[Job]
Report how many lines contain "Deaths". Give the number and nothing else.

[Data provided]

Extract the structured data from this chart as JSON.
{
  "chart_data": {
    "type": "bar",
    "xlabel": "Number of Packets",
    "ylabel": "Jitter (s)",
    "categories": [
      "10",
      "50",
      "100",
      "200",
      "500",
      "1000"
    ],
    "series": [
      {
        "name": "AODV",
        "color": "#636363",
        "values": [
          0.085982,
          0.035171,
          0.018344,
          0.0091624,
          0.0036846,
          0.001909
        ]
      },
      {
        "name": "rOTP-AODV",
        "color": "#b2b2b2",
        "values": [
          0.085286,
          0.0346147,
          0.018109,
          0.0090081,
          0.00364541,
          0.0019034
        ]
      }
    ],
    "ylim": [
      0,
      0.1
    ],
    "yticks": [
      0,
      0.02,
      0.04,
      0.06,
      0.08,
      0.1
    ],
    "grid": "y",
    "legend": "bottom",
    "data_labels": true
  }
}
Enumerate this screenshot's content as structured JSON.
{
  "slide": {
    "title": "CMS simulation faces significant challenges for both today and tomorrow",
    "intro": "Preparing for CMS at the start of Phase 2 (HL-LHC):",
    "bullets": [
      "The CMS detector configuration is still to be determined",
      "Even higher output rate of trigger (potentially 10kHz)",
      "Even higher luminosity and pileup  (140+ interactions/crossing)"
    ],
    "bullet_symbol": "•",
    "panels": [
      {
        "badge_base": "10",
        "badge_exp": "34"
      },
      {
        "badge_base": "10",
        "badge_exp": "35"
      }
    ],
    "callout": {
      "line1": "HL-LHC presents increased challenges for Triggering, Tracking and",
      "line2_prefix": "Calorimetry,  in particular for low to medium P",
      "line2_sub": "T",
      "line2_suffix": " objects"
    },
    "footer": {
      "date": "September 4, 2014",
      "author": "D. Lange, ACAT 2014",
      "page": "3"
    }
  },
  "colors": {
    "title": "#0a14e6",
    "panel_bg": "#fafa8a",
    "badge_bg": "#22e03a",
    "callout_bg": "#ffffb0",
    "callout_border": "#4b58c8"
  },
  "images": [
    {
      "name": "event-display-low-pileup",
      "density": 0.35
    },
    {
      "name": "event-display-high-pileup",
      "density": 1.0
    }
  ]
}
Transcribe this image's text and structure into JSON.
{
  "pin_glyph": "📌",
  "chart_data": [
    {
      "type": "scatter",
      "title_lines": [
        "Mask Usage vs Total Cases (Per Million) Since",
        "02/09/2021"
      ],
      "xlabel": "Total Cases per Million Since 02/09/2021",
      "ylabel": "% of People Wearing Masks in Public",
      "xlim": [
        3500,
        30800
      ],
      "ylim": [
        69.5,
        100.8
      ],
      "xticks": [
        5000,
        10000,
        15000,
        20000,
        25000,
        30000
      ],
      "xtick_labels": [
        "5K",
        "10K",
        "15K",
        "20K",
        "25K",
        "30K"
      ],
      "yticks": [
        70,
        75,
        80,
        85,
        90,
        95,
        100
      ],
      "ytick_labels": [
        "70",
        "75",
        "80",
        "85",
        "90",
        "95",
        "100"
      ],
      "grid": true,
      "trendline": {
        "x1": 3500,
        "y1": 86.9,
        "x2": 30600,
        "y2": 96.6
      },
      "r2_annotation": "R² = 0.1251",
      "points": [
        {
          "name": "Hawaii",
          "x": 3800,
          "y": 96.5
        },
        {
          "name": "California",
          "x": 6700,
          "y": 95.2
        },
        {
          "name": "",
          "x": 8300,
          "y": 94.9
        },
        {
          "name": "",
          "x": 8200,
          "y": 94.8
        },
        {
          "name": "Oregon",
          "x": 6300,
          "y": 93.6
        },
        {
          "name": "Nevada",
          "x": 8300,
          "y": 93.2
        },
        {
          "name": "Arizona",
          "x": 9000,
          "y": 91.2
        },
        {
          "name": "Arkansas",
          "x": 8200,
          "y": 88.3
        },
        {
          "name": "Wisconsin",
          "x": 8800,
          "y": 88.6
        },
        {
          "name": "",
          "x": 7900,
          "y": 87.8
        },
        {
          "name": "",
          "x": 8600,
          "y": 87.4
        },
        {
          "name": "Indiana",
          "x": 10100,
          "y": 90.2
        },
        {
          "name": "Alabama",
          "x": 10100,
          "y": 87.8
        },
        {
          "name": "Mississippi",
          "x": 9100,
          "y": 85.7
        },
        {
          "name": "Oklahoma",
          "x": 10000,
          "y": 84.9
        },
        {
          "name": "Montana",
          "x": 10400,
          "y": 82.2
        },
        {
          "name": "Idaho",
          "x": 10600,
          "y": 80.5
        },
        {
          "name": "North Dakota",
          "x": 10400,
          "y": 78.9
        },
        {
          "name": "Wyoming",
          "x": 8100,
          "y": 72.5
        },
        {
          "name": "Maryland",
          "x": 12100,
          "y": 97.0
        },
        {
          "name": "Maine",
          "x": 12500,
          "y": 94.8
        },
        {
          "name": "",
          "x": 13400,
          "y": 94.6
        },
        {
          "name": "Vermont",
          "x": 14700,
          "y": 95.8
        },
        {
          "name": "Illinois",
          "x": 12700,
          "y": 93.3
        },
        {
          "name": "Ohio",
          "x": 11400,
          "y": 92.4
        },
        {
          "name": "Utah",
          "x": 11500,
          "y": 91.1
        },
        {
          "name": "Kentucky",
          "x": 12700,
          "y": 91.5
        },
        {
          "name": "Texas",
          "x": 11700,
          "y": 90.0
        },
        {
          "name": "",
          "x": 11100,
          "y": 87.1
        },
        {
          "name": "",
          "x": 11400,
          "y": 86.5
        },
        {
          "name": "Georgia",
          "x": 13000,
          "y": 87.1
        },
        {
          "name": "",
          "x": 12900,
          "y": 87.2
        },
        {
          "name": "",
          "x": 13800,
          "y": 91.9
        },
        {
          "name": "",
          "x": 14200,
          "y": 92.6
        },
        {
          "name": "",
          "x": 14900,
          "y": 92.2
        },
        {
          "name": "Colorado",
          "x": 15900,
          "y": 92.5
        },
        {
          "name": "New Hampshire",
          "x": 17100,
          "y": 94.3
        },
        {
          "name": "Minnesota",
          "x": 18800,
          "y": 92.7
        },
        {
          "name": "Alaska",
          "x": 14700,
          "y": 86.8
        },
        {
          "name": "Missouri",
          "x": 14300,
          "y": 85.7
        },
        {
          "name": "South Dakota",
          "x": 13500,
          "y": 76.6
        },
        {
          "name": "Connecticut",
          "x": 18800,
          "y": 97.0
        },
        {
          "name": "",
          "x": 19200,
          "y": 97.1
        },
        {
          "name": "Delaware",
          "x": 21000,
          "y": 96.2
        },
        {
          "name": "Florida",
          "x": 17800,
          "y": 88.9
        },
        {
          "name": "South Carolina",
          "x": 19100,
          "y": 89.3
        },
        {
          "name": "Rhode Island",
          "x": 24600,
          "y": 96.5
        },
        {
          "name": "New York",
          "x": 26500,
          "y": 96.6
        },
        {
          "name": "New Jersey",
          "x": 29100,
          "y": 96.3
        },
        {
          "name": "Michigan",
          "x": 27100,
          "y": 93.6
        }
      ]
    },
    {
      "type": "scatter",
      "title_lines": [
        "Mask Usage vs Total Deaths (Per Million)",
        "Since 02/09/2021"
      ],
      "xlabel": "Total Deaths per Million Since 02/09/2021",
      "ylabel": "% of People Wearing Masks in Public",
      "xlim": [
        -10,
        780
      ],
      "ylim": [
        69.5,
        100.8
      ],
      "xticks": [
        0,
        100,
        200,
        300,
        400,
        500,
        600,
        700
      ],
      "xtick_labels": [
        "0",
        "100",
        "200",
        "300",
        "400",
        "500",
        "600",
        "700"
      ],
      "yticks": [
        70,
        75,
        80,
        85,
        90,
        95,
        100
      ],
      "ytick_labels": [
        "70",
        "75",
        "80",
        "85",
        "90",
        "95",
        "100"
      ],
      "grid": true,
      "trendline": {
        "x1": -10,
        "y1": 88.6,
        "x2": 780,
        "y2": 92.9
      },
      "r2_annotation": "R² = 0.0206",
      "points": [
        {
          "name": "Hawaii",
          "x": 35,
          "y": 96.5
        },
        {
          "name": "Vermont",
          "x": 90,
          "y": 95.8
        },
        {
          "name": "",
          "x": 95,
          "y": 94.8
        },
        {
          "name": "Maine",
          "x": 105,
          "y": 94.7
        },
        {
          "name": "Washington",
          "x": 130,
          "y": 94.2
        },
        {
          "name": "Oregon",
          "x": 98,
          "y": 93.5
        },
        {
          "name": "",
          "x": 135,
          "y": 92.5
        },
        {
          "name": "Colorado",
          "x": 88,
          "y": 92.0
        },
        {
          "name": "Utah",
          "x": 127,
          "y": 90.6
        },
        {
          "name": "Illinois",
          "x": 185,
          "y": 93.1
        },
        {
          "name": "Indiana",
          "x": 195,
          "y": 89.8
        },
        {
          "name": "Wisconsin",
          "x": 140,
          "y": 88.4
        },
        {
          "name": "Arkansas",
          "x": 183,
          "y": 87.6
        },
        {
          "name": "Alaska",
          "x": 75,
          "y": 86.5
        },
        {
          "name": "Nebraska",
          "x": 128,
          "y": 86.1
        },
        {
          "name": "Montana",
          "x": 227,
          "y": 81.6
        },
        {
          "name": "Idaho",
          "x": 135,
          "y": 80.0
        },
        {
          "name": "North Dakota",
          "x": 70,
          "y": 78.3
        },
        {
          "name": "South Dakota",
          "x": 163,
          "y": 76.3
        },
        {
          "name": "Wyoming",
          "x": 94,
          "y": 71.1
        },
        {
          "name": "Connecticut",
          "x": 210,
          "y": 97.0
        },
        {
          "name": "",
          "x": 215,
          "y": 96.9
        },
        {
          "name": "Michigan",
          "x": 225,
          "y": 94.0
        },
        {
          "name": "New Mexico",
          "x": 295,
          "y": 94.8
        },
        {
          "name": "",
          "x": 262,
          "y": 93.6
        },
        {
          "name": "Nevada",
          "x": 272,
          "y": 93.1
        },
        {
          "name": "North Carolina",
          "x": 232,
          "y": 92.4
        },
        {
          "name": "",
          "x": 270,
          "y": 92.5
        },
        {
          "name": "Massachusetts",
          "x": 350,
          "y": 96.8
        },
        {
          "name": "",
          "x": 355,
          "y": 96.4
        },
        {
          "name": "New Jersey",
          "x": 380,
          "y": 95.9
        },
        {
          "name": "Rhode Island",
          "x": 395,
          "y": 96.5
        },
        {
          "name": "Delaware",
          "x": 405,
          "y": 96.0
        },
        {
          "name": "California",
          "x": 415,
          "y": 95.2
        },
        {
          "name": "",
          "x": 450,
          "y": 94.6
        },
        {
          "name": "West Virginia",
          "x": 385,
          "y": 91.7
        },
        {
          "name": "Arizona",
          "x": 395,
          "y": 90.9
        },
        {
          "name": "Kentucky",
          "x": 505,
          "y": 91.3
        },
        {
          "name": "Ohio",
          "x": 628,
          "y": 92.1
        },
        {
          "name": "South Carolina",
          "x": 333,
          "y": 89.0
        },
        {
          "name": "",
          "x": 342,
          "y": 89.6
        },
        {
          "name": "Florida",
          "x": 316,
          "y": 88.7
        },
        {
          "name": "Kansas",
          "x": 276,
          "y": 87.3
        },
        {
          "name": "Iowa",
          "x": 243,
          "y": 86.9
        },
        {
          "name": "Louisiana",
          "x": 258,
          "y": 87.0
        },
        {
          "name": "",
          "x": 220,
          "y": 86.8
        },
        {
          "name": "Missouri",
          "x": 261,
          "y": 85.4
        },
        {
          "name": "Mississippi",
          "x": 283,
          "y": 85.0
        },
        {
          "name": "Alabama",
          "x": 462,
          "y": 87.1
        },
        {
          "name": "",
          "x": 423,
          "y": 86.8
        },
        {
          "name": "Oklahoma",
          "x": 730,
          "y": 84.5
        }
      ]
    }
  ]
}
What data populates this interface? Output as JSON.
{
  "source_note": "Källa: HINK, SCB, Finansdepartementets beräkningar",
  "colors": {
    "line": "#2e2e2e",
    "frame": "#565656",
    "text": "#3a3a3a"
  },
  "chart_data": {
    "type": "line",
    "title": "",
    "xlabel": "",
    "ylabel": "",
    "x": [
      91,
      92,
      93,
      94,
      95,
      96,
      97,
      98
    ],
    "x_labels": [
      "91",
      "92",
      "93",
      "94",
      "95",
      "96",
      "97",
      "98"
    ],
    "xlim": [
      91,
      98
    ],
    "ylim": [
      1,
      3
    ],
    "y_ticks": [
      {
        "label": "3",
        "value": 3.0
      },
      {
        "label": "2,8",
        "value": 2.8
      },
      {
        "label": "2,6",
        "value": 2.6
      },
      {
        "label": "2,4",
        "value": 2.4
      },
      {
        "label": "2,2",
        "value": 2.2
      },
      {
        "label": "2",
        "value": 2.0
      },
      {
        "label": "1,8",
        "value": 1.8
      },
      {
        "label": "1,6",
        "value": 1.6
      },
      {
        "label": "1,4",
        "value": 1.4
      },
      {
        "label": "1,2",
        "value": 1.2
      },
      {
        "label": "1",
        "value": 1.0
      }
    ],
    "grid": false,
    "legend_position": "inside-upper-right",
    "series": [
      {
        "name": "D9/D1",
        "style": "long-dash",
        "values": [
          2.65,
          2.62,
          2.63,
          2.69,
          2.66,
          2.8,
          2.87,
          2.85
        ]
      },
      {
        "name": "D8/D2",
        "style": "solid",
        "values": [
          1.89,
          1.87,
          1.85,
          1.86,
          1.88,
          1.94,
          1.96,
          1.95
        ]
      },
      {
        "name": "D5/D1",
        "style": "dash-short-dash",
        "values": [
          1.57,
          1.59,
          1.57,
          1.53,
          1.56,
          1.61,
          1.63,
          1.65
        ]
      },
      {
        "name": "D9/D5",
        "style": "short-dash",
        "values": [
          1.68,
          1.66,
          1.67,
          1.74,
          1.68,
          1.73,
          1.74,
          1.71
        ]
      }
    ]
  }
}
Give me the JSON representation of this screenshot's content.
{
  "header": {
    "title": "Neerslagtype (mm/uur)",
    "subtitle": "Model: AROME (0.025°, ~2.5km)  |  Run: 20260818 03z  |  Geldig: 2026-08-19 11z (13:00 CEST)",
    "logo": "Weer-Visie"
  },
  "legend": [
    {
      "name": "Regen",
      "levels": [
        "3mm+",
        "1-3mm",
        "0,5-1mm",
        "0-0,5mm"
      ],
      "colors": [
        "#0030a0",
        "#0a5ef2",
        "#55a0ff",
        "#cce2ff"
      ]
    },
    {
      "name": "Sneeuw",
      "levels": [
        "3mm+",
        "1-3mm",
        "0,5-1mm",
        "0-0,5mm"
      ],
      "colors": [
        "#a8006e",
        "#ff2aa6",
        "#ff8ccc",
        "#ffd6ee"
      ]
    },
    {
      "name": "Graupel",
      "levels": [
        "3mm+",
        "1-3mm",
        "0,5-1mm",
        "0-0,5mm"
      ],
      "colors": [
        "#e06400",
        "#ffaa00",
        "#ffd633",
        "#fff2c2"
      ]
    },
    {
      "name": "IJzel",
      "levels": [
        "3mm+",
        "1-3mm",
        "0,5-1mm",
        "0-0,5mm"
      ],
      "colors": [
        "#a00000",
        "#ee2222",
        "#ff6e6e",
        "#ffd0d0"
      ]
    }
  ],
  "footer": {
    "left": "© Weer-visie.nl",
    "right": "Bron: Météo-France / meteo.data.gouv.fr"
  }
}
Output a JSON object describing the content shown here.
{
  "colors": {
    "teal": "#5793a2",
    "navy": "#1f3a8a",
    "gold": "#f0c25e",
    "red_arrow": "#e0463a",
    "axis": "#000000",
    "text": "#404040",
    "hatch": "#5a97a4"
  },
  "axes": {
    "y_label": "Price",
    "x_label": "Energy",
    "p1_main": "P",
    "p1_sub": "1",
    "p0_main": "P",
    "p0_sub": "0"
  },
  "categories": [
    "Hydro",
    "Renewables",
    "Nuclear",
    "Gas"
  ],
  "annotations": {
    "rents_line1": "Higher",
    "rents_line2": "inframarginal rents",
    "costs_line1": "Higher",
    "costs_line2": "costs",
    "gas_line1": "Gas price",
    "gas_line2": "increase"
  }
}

[Result of this task]
2